§ Given entries:
■ ■ ■ ■

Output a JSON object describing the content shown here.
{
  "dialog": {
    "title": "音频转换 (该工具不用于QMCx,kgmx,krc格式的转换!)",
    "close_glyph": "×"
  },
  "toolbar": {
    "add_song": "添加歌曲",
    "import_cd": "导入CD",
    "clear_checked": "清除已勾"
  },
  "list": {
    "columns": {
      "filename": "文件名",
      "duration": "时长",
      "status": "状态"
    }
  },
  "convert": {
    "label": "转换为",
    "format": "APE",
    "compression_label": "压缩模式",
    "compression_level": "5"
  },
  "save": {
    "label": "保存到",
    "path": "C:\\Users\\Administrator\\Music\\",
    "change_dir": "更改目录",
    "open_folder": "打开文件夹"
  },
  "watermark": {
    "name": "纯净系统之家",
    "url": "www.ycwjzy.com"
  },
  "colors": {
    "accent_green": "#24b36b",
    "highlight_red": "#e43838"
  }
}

■ ■ ■ ■

Give the complete listing a second time, exactly as it reads.

Output a JSON object describing the content shown here.
{
  "dialog": {
    "title": "音频转换 (该工具不用于QMCx,kgmx,krc格式的转换!)",
    "close_glyph": "×"
  },
  "toolbar": {
    "add_song": "添加歌曲",
    "import_cd": "导入CD",
    "clear_checked": "清除已勾"
  },
  "list": {
    "columns": {
      "filename": "文件名",
      "duration": "时长",
      "status": "状态"
    }
  },
  "convert": {
    "label": "转换为",
    "format": "APE",
    "compression_label": "压缩模式",
    "compression_level": "5"
  },
  "save": {
    "label": "保存到",
    "path": "C:\\Users\\Administrator\\Music\\",
    "change_dir": "更改目录",
    "open_folder": "打开文件夹"
  },
  "watermark": {
    "name": "纯净系统之家",
    "url": "www.ycwjzy.com"
  },
  "colors": {
    "accent_green": "#24b36b",
    "highlight_red": "#e43838"
  }
}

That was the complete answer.